** Start of Data supplied **
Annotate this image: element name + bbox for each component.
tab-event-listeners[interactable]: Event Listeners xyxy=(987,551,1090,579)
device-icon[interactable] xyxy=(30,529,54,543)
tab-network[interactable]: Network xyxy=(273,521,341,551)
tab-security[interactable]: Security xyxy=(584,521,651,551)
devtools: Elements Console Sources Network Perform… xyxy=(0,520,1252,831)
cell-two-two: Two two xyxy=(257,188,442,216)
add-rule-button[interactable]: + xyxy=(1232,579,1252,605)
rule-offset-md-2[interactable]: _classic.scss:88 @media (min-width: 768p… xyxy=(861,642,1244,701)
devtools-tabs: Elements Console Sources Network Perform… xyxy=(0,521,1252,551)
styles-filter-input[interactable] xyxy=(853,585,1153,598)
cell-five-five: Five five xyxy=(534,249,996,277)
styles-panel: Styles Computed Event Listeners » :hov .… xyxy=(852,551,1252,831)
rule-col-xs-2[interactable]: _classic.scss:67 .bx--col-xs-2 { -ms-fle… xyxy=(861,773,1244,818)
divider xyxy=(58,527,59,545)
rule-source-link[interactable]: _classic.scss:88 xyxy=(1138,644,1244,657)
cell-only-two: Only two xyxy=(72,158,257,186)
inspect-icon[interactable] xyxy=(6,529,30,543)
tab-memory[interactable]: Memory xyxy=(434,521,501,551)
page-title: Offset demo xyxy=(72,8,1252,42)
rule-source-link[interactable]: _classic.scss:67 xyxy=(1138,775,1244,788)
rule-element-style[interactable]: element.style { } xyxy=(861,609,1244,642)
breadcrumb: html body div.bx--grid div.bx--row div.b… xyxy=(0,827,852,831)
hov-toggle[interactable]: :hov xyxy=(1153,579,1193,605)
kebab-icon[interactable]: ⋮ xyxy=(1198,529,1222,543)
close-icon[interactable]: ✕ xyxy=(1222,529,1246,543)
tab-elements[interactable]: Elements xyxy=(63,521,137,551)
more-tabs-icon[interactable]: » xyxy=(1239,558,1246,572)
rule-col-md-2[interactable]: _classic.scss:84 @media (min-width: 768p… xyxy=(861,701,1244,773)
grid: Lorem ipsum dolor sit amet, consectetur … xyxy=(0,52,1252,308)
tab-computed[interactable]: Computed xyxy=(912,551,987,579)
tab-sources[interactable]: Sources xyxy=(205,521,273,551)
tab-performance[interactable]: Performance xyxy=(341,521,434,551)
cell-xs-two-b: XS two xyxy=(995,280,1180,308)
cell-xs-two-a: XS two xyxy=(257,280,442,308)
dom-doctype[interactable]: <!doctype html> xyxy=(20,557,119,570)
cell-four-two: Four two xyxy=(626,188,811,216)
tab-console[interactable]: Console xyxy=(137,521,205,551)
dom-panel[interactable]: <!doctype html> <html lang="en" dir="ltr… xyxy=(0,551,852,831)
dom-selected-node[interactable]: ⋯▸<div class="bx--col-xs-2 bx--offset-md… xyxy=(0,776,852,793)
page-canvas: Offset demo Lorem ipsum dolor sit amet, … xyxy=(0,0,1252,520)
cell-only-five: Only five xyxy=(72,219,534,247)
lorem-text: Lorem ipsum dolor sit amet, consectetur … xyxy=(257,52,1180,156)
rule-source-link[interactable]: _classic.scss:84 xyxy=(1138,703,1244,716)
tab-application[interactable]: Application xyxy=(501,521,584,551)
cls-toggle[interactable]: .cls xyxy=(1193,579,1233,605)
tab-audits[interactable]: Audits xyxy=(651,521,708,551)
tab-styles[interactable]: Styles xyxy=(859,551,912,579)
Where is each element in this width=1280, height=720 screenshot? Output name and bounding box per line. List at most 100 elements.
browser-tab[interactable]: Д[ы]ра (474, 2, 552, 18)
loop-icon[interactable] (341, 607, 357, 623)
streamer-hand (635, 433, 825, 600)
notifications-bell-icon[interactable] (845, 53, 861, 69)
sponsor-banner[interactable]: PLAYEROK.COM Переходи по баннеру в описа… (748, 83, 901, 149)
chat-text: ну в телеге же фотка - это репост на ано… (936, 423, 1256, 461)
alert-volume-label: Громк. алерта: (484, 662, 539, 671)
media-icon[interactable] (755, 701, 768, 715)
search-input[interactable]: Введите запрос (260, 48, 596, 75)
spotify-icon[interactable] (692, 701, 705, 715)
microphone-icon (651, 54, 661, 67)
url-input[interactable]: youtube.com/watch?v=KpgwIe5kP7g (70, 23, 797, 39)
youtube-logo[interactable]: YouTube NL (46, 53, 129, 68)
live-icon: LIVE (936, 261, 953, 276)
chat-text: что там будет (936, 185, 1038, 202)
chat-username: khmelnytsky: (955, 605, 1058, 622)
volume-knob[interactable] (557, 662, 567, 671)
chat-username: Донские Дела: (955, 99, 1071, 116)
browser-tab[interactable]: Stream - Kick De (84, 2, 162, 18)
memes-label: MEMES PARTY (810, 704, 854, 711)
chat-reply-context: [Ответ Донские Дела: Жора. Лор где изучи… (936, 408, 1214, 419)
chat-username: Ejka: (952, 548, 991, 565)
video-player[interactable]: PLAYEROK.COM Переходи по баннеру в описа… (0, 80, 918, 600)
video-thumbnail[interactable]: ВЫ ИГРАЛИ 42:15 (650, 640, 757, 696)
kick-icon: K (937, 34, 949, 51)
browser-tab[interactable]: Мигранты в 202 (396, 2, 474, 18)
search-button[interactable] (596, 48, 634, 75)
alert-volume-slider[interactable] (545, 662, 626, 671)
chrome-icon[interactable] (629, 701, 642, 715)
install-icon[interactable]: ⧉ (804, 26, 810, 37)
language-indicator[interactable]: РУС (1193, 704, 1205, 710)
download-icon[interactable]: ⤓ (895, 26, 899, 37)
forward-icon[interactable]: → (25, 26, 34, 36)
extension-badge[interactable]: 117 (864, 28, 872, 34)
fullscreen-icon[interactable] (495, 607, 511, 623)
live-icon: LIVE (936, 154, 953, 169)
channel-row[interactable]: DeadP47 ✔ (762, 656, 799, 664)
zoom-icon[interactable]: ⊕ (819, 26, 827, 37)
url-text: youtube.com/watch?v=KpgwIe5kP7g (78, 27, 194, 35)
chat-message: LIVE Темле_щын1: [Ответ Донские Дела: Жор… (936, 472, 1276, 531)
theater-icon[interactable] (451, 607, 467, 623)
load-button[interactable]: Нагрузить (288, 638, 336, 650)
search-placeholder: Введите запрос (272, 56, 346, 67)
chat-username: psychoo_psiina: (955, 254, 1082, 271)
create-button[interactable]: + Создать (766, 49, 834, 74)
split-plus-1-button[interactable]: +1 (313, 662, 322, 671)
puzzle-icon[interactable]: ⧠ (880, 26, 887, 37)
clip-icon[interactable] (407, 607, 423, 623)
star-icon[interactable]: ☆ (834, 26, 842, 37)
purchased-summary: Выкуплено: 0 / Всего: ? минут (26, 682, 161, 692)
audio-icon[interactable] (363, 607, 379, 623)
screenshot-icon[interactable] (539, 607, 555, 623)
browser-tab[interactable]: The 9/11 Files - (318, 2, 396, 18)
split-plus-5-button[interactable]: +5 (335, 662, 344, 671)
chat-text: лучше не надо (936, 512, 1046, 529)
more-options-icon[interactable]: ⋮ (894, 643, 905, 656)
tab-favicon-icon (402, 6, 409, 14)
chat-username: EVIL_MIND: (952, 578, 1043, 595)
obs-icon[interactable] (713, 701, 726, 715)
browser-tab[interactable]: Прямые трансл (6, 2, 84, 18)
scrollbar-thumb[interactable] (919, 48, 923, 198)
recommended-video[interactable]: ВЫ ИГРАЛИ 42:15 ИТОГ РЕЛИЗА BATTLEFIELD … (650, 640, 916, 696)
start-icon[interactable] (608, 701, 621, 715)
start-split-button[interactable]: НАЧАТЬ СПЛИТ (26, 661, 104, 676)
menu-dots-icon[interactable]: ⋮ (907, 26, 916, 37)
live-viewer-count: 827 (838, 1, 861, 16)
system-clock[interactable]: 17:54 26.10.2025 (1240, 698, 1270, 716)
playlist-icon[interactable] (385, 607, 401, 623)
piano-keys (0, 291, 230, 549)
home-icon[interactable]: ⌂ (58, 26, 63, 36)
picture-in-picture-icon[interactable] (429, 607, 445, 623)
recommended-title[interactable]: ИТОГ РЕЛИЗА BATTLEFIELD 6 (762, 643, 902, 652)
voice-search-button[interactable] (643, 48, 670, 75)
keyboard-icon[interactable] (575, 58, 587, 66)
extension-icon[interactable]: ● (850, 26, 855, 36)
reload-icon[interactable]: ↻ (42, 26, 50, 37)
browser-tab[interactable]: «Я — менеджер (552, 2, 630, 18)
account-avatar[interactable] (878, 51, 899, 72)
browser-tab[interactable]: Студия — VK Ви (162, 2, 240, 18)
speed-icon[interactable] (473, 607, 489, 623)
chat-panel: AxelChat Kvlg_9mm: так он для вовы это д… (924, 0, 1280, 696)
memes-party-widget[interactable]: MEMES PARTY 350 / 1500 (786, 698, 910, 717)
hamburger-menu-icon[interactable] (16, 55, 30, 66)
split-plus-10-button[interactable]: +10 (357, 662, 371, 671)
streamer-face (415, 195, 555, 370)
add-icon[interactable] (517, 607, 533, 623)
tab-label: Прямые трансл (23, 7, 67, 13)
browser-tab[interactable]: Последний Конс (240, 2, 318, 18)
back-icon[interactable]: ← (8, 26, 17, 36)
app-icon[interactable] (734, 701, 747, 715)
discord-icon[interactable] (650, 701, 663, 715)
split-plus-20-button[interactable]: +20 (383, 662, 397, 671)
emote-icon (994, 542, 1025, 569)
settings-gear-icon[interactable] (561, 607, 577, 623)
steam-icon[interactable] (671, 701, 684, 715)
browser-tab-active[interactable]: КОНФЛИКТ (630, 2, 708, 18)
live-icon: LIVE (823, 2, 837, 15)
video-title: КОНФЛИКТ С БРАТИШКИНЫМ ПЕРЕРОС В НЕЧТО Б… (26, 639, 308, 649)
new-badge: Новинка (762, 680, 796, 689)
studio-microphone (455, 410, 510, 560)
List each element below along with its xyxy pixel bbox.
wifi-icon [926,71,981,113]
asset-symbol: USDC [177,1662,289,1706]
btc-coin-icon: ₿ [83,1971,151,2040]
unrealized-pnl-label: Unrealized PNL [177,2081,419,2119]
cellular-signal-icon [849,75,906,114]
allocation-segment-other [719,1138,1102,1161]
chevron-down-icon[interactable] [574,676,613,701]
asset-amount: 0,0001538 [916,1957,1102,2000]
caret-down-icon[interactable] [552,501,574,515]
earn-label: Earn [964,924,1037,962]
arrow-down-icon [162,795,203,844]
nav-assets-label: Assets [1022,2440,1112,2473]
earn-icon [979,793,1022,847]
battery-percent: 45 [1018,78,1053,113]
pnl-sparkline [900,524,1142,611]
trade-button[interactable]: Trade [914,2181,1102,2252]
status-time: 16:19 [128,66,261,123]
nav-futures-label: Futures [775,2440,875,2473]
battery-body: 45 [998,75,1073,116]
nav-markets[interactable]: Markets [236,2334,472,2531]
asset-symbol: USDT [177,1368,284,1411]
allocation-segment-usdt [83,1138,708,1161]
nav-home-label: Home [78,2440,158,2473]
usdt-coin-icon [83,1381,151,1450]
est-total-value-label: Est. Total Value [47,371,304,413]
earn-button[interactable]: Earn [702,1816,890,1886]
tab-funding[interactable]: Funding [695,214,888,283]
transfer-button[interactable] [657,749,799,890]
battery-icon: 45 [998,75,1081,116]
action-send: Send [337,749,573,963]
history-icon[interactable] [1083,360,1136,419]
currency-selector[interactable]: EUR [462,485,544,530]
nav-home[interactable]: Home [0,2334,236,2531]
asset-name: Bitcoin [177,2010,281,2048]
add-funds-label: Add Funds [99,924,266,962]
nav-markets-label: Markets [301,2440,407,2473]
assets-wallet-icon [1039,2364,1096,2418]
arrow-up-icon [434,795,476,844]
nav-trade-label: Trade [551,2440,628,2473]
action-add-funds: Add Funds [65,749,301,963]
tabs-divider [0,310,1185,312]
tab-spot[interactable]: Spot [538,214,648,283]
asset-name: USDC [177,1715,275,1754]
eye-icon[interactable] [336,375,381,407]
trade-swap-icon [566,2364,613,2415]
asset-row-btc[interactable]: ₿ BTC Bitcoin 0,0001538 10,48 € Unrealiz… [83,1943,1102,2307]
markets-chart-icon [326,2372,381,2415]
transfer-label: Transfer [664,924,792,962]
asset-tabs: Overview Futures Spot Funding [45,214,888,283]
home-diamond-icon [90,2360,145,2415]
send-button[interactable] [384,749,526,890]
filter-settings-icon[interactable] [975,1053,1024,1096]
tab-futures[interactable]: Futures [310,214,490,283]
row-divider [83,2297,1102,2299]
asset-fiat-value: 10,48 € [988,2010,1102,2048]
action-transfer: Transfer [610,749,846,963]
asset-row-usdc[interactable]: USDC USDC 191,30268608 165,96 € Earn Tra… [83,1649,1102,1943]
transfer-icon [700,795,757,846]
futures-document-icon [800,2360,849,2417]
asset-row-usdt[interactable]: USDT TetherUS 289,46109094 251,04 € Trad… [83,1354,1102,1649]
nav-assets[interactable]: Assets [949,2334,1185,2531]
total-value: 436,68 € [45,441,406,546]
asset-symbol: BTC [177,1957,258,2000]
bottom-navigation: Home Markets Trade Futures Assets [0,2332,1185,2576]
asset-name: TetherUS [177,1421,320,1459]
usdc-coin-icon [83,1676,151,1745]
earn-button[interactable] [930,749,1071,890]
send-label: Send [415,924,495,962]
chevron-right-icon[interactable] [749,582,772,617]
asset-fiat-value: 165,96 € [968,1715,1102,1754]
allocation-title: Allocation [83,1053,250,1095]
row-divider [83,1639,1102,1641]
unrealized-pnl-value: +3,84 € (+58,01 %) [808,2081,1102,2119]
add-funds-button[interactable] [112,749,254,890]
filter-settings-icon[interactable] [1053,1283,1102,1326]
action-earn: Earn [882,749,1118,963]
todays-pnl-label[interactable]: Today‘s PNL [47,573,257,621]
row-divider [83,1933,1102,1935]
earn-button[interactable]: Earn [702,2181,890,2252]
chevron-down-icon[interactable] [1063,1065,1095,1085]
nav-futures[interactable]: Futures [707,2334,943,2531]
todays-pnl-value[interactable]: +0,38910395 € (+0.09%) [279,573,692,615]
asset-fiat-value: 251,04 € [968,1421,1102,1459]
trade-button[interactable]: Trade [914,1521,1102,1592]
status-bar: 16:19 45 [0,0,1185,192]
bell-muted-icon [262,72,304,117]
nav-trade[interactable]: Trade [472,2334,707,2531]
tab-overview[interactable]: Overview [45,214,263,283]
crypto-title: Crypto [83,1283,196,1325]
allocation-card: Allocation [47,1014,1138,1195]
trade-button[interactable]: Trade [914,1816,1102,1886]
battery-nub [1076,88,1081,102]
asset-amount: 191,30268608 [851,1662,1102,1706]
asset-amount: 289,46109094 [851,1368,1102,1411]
** End of Data supplied **
Work to be completed → Can you retype, without any changes, every line from the first one above through the line containing "dom-doctype[interactable]: <!doctype html>", including that line?

In response →
Annotate this image: element name + bbox for each component.
tab-event-listeners[interactable]: Event Listeners xyxy=(987,551,1090,579)
device-icon[interactable] xyxy=(30,529,54,543)
tab-network[interactable]: Network xyxy=(273,521,341,551)
tab-security[interactable]: Security xyxy=(584,521,651,551)
devtools: Elements Console Sources Network Perform… xyxy=(0,520,1252,831)
cell-two-two: Two two xyxy=(257,188,442,216)
add-rule-button[interactable]: + xyxy=(1232,579,1252,605)
rule-offset-md-2[interactable]: _classic.scss:88 @media (min-width: 768p… xyxy=(861,642,1244,701)
devtools-tabs: Elements Console Sources Network Perform… xyxy=(0,521,1252,551)
styles-filter-input[interactable] xyxy=(853,585,1153,598)
cell-five-five: Five five xyxy=(534,249,996,277)
styles-panel: Styles Computed Event Listeners » :hov .… xyxy=(852,551,1252,831)
rule-col-xs-2[interactable]: _classic.scss:67 .bx--col-xs-2 { -ms-fle… xyxy=(861,773,1244,818)
divider xyxy=(58,527,59,545)
rule-source-link[interactable]: _classic.scss:88 xyxy=(1138,644,1244,657)
cell-only-two: Only two xyxy=(72,158,257,186)
inspect-icon[interactable] xyxy=(6,529,30,543)
tab-memory[interactable]: Memory xyxy=(434,521,501,551)
page-title: Offset demo xyxy=(72,8,1252,42)
rule-source-link[interactable]: _classic.scss:67 xyxy=(1138,775,1244,788)
rule-element-style[interactable]: element.style { } xyxy=(861,609,1244,642)
breadcrumb: html body div.bx--grid div.bx--row div.b… xyxy=(0,827,852,831)
hov-toggle[interactable]: :hov xyxy=(1153,579,1193,605)
kebab-icon[interactable]: ⋮ xyxy=(1198,529,1222,543)
close-icon[interactable]: ✕ xyxy=(1222,529,1246,543)
tab-elements[interactable]: Elements xyxy=(63,521,137,551)
more-tabs-icon[interactable]: » xyxy=(1239,558,1246,572)
rule-col-md-2[interactable]: _classic.scss:84 @media (min-width: 768p… xyxy=(861,701,1244,773)
grid: Lorem ipsum dolor sit amet, consectetur … xyxy=(0,52,1252,308)
tab-computed[interactable]: Computed xyxy=(912,551,987,579)
tab-sources[interactable]: Sources xyxy=(205,521,273,551)
tab-performance[interactable]: Performance xyxy=(341,521,434,551)
cell-xs-two-b: XS two xyxy=(995,280,1180,308)
cell-xs-two-a: XS two xyxy=(257,280,442,308)
dom-doctype[interactable]: <!doctype html> xyxy=(20,557,119,570)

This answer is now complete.